>> Start Records for the task

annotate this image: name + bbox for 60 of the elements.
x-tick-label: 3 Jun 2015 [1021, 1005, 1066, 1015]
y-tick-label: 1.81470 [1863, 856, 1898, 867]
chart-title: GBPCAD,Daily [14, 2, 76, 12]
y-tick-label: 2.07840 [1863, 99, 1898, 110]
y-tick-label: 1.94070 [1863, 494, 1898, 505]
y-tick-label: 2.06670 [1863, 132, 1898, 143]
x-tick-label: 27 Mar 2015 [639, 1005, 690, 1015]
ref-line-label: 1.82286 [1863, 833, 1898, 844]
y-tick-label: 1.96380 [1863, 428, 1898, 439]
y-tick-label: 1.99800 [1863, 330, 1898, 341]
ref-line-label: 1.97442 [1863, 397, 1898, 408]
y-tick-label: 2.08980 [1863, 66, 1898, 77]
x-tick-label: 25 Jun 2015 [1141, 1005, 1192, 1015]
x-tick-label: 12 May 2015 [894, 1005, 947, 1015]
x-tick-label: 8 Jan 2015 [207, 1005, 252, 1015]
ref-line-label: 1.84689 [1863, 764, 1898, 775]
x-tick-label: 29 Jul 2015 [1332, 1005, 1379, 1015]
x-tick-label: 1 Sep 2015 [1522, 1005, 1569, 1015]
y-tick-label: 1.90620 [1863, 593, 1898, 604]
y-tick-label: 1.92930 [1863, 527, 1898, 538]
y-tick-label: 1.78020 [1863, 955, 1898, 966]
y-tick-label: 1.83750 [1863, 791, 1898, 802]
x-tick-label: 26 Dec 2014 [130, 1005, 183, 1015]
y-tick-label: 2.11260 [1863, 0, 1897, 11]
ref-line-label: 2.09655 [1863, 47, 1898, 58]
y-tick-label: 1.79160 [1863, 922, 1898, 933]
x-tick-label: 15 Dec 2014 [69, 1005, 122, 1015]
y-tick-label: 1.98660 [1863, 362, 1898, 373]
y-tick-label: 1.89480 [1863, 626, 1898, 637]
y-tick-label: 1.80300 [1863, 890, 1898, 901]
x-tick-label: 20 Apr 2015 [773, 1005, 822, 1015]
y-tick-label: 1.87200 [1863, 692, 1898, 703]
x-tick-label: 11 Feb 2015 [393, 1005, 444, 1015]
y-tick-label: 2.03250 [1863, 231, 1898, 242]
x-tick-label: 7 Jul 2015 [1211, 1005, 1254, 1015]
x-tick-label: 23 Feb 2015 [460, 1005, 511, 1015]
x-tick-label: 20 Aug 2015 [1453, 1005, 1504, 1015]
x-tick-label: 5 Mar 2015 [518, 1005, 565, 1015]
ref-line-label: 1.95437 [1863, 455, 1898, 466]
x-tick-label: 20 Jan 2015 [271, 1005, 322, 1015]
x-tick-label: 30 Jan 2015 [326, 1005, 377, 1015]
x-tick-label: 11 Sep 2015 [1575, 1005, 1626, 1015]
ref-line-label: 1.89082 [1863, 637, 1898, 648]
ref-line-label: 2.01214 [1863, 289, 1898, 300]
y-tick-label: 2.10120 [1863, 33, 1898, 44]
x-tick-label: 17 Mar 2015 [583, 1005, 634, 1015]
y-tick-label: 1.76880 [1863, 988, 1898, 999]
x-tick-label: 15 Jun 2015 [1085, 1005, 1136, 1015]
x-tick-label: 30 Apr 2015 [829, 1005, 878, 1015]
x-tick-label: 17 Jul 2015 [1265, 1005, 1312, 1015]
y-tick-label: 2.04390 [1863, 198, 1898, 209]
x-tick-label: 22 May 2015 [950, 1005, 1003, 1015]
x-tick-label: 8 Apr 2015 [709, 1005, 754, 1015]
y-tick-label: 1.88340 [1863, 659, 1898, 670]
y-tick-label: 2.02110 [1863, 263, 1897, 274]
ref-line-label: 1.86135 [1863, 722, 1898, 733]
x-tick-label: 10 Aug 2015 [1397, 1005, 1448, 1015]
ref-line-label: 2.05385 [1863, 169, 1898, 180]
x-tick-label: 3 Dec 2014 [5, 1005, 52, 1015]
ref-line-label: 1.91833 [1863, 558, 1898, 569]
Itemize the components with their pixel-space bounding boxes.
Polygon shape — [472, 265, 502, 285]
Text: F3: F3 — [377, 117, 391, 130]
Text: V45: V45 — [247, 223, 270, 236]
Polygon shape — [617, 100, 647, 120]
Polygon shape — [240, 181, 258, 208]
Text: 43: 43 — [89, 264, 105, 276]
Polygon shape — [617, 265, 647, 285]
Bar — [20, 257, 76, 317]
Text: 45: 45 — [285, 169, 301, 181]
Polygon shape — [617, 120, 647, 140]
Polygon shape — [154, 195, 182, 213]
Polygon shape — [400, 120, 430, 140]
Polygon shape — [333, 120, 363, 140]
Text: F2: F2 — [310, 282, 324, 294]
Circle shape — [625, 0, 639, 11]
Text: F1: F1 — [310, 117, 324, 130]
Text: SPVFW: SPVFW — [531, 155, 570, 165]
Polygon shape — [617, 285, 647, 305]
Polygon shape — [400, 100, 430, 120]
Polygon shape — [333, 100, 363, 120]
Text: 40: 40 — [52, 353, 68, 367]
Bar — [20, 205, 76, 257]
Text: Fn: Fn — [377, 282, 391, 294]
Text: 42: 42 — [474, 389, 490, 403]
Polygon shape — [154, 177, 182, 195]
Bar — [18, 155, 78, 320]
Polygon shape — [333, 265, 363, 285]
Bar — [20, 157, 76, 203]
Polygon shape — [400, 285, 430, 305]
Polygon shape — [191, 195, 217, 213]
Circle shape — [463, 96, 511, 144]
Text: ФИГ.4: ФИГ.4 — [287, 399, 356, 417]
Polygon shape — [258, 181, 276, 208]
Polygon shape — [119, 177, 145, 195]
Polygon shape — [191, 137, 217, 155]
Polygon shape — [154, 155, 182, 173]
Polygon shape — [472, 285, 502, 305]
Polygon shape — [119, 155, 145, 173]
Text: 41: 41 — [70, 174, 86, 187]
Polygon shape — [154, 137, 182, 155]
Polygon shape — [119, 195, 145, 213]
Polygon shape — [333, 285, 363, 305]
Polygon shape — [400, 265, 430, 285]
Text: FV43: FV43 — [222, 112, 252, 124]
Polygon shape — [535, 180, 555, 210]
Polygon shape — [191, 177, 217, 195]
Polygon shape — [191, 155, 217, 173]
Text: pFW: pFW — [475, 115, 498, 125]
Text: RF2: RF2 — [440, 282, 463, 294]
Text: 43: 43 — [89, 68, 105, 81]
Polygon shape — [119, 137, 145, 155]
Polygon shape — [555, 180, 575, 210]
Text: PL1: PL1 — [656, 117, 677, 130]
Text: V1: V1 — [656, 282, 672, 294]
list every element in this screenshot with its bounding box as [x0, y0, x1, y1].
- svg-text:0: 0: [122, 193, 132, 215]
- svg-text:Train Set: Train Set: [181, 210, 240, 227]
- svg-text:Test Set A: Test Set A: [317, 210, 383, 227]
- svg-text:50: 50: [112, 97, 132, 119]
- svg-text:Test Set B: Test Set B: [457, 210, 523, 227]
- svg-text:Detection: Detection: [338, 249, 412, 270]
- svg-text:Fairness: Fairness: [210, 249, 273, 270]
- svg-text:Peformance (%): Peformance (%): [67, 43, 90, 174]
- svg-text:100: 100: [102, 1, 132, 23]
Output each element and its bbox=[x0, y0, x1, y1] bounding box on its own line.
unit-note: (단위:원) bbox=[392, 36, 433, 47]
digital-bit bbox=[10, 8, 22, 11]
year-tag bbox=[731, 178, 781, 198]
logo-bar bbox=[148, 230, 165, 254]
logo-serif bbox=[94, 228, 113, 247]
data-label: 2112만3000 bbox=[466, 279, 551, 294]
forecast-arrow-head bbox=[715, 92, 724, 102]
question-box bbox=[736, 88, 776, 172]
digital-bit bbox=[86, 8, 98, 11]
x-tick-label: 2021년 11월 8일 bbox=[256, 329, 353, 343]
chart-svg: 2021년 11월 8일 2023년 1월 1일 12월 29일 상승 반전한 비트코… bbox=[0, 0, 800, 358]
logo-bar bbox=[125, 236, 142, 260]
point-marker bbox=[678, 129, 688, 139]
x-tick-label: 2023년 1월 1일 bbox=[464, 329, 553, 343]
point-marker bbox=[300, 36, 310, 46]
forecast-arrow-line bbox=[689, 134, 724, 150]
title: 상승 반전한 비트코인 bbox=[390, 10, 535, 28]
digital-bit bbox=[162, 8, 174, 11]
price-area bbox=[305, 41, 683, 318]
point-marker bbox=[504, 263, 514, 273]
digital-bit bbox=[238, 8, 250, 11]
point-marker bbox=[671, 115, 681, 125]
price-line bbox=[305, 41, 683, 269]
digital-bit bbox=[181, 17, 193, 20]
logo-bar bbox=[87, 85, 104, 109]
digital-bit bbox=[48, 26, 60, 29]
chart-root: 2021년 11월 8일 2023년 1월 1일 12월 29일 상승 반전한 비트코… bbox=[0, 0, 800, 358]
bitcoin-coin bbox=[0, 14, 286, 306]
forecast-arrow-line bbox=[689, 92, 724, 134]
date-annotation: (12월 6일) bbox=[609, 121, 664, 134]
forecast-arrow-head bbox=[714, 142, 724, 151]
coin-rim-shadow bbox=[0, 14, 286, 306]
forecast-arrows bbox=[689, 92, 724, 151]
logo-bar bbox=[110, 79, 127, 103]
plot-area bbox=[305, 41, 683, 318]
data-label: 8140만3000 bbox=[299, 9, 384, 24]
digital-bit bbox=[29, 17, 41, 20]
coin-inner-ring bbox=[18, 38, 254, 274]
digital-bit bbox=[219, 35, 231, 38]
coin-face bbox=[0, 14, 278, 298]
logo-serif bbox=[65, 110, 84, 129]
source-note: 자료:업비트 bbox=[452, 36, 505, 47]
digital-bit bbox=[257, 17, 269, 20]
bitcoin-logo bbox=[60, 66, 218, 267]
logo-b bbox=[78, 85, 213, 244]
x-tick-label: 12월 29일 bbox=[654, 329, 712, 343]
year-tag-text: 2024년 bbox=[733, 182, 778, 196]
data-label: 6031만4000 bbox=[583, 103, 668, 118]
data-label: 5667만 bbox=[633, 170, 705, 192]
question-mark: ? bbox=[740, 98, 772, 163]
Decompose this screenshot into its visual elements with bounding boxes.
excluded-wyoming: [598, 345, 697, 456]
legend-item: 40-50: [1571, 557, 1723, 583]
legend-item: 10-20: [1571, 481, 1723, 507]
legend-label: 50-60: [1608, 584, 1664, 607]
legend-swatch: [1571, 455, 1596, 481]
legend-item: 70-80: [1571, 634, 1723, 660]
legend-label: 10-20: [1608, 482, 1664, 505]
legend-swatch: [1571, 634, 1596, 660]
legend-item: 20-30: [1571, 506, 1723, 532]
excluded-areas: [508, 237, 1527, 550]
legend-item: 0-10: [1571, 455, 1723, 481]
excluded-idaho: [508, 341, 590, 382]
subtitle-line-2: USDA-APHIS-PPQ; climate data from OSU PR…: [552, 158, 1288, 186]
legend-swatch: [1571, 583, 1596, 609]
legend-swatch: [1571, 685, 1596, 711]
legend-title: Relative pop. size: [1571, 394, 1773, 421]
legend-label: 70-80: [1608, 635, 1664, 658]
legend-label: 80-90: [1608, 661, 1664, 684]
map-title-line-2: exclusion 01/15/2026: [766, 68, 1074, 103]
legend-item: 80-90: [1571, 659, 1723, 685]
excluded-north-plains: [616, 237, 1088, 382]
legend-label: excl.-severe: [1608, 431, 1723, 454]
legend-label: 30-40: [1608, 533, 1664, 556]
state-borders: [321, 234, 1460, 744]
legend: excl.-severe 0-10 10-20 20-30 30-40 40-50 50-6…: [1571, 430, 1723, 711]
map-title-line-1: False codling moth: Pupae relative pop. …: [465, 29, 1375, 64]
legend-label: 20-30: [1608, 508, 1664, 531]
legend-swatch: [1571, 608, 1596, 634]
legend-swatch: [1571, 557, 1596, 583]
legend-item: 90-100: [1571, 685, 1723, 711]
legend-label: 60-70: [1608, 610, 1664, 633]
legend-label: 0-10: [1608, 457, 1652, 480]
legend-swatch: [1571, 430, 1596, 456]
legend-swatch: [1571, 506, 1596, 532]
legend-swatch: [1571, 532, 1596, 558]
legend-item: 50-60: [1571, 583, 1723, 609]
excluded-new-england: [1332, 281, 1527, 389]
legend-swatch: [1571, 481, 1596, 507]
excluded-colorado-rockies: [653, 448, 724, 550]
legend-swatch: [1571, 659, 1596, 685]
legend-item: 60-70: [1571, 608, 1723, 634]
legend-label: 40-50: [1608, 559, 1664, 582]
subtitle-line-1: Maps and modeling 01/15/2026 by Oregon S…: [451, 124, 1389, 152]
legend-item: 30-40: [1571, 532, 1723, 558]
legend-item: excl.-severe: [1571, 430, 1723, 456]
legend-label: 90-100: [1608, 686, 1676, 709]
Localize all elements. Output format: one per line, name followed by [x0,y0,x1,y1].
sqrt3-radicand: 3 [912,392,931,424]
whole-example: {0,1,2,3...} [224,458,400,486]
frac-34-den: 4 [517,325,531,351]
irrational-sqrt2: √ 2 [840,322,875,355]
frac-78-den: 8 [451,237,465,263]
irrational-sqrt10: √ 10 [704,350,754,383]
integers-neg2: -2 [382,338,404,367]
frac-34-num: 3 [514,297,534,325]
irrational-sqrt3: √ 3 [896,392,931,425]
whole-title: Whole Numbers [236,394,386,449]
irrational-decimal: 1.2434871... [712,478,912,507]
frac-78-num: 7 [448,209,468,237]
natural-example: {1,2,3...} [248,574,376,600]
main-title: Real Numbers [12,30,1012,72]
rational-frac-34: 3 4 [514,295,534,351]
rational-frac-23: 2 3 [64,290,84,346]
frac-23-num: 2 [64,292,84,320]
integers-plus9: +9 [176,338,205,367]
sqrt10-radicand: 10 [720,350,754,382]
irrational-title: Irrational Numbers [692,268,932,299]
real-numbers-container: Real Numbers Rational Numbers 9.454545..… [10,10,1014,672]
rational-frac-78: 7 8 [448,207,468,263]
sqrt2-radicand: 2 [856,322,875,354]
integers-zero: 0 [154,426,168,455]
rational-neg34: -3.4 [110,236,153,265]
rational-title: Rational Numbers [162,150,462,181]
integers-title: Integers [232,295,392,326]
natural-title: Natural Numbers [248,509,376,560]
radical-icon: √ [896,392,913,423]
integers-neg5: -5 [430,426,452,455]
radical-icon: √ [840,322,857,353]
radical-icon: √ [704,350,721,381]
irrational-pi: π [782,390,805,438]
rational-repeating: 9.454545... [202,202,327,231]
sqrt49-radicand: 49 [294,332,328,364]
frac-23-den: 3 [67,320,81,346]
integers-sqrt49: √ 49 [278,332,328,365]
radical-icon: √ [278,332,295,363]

>> End Records for the task

▶ _Task to carry out_
Gather every line in the material above that contains the string "example", and copy each such line in full. Case counts when matching.

▶ _Answer_
whole-example: {0,1,2,3...} [224,458,400,486]
natural-example: {1,2,3...} [248,574,376,600]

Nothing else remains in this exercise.